Word for word, transcribe the lines below and drop the pictures.

— begin Entries shown —

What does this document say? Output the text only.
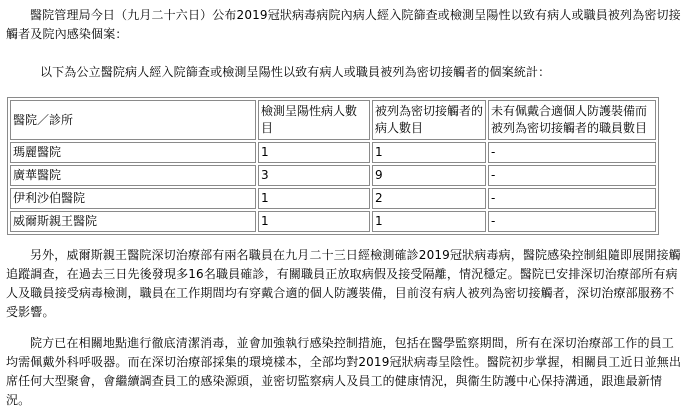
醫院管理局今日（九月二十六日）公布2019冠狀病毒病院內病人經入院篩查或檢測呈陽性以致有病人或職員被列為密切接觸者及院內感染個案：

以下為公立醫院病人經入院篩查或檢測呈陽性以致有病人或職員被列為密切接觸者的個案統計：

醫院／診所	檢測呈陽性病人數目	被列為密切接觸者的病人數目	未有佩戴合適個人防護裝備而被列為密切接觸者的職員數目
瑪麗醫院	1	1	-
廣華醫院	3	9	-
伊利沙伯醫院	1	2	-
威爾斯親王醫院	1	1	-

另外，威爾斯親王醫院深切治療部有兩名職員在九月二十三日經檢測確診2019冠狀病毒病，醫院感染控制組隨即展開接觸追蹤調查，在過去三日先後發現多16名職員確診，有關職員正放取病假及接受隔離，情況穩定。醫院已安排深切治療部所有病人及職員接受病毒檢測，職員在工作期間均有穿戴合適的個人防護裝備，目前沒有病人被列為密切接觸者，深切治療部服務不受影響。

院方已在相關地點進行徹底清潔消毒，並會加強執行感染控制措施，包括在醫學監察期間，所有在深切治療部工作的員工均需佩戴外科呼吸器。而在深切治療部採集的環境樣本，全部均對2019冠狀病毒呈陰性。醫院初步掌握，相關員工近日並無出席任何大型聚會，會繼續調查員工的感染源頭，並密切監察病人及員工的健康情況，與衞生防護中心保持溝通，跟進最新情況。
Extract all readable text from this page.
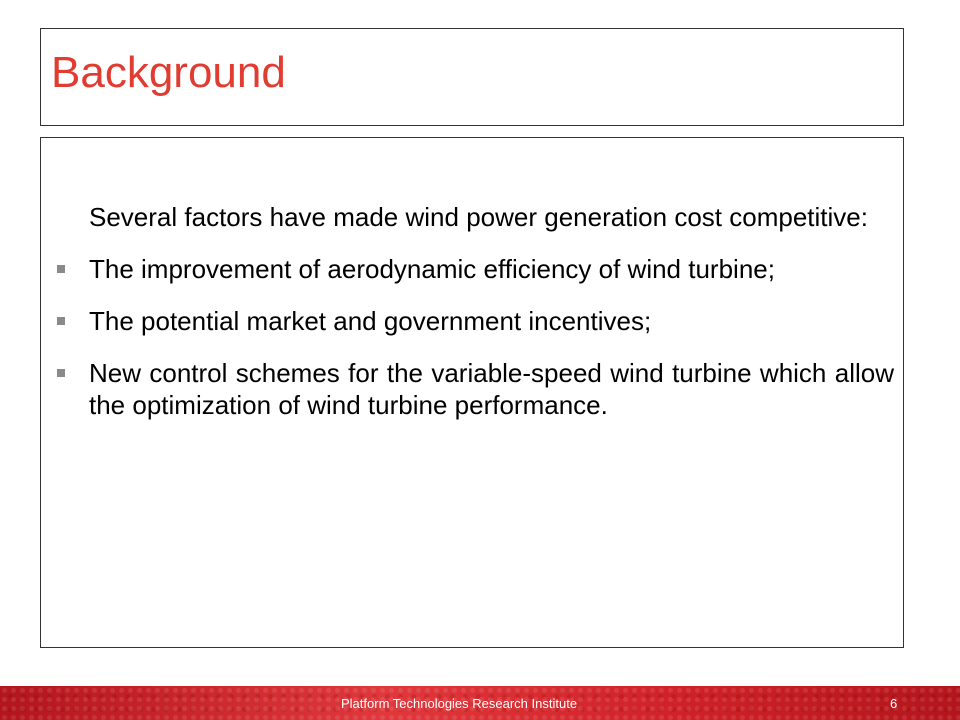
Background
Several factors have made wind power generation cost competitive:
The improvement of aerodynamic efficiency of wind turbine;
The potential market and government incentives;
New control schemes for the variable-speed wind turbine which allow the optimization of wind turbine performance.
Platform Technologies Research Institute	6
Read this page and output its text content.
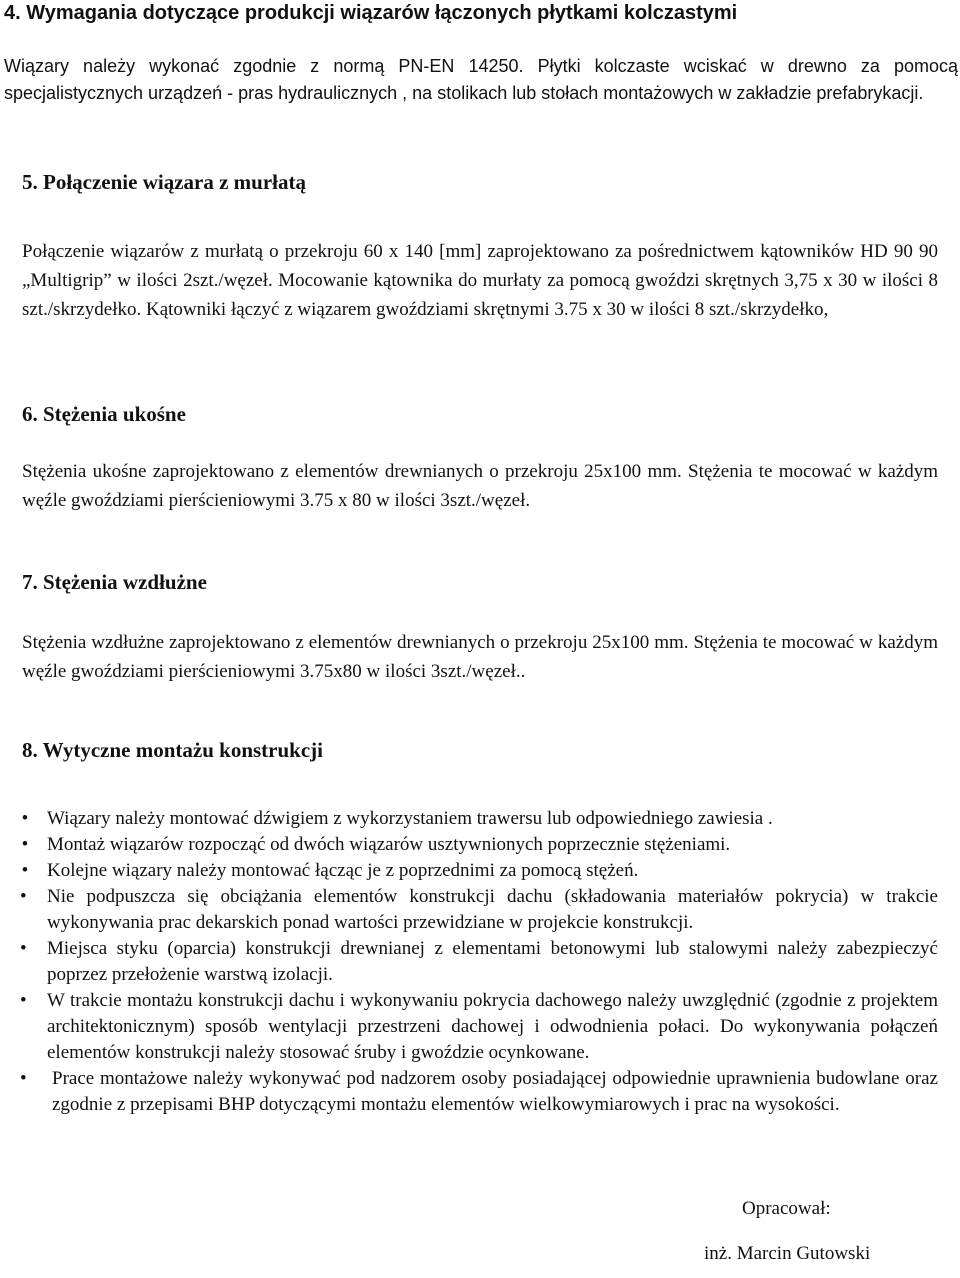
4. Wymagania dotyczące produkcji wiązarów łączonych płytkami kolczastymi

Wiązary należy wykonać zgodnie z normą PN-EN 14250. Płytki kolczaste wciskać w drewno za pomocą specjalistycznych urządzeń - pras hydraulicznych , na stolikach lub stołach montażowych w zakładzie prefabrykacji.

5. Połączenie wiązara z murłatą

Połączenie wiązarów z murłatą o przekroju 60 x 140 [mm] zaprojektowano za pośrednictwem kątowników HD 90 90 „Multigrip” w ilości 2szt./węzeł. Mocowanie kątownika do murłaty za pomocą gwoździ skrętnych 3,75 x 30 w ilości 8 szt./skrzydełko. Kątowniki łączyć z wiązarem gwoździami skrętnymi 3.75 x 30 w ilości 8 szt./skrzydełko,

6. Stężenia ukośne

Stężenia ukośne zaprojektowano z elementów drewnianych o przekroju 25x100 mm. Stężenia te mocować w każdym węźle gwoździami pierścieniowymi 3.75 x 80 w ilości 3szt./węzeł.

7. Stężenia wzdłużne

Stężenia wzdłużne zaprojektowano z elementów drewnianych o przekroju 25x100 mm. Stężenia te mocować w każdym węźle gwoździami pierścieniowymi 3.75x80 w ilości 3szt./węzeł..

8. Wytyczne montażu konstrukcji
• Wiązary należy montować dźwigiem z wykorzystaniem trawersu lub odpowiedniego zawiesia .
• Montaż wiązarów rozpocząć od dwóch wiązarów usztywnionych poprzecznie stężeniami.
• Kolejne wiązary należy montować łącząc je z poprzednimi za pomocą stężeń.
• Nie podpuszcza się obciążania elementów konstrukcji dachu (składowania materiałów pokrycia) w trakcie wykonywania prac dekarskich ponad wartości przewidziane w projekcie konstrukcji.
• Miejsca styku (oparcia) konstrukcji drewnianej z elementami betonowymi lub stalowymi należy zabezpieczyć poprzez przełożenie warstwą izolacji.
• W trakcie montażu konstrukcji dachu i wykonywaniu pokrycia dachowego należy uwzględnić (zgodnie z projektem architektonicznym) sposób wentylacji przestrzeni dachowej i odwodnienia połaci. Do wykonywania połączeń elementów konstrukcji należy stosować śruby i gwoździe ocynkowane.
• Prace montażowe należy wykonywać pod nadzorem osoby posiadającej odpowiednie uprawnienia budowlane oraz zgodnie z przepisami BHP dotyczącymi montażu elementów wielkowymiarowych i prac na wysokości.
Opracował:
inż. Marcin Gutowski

— end Entries shown —

### Answer to this task
What does this document say? Output the text only.
醫院管理局今日（九月二十六日）公布2019冠狀病毒病院內病人經入院篩查或檢測呈陽性以致有病人或職員被列為密切接觸者及院內感染個案：

以下為公立醫院病人經入院篩查或檢測呈陽性以致有病人或職員被列為密切接觸者的個案統計：

醫院／診所	檢測呈陽性病人數目	被列為密切接觸者的病人數目	未有佩戴合適個人防護裝備而被列為密切接觸者的職員數目
瑪麗醫院	1	1	-
廣華醫院	3	9	-
伊利沙伯醫院	1	2	-
威爾斯親王醫院	1	1	-

另外，威爾斯親王醫院深切治療部有兩名職員在九月二十三日經檢測確診2019冠狀病毒病，醫院感染控制組隨即展開接觸追蹤調查，在過去三日先後發現多16名職員確診，有關職員正放取病假及接受隔離，情況穩定。醫院已安排深切治療部所有病人及職員接受病毒檢測，職員在工作期間均有穿戴合適的個人防護裝備，目前沒有病人被列為密切接觸者，深切治療部服務不受影響。

院方已在相關地點進行徹底清潔消毒，並會加強執行感染控制措施，包括在醫學監察期間，所有在深切治療部工作的員工均需佩戴外科呼吸器。而在深切治療部採集的環境樣本，全部均對2019冠狀病毒呈陰性。醫院初步掌握，相關員工近日並無出席任何大型聚會，會繼續調查員工的感染源頭，並密切監察病人及員工的健康情況，與衞生防護中心保持溝通，跟進最新情況。
Extract all readable text from this page.
Background
Several factors have made wind power generation cost competitive:
The improvement of aerodynamic efficiency of wind turbine;
The potential market and government incentives;
New control schemes for the variable-speed wind turbine which allow the optimization of wind turbine performance.
Platform Technologies Research Institute	6
Read this page and output its text content.
4. Wymagania dotyczące produkcji wiązarów łączonych płytkami kolczastymi

Wiązary należy wykonać zgodnie z normą PN-EN 14250. Płytki kolczaste wciskać w drewno za pomocą specjalistycznych urządzeń - pras hydraulicznych , na stolikach lub stołach montażowych w zakładzie prefabrykacji.

5. Połączenie wiązara z murłatą

Połączenie wiązarów z murłatą o przekroju 60 x 140 [mm] zaprojektowano za pośrednictwem kątowników HD 90 90 „Multigrip” w ilości 2szt./węzeł. Mocowanie kątownika do murłaty za pomocą gwoździ skrętnych 3,75 x 30 w ilości 8 szt./skrzydełko. Kątowniki łączyć z wiązarem gwoździami skrętnymi 3.75 x 30 w ilości 8 szt./skrzydełko,

6. Stężenia ukośne

Stężenia ukośne zaprojektowano z elementów drewnianych o przekroju 25x100 mm. Stężenia te mocować w każdym węźle gwoździami pierścieniowymi 3.75 x 80 w ilości 3szt./węzeł.

7. Stężenia wzdłużne

Stężenia wzdłużne zaprojektowano z elementów drewnianych o przekroju 25x100 mm. Stężenia te mocować w każdym węźle gwoździami pierścieniowymi 3.75x80 w ilości 3szt./węzeł..

8. Wytyczne montażu konstrukcji
• Wiązary należy montować dźwigiem z wykorzystaniem trawersu lub odpowiedniego zawiesia .
• Montaż wiązarów rozpocząć od dwóch wiązarów usztywnionych poprzecznie stężeniami.
• Kolejne wiązary należy montować łącząc je z poprzednimi za pomocą stężeń.
• Nie podpuszcza się obciążania elementów konstrukcji dachu (składowania materiałów pokrycia) w trakcie wykonywania prac dekarskich ponad wartości przewidziane w projekcie konstrukcji.
• Miejsca styku (oparcia) konstrukcji drewnianej z elementami betonowymi lub stalowymi należy zabezpieczyć poprzez przełożenie warstwą izolacji.
• W trakcie montażu konstrukcji dachu i wykonywaniu pokrycia dachowego należy uwzględnić (zgodnie z projektem architektonicznym) sposób wentylacji przestrzeni dachowej i odwodnienia połaci. Do wykonywania połączeń elementów konstrukcji należy stosować śruby i gwoździe ocynkowane.
• Prace montażowe należy wykonywać pod nadzorem osoby posiadającej odpowiednie uprawnienia budowlane oraz zgodnie z przepisami BHP dotyczącymi montażu elementów wielkowymiarowych i prac na wysokości.
Opracował:
inż. Marcin Gutowski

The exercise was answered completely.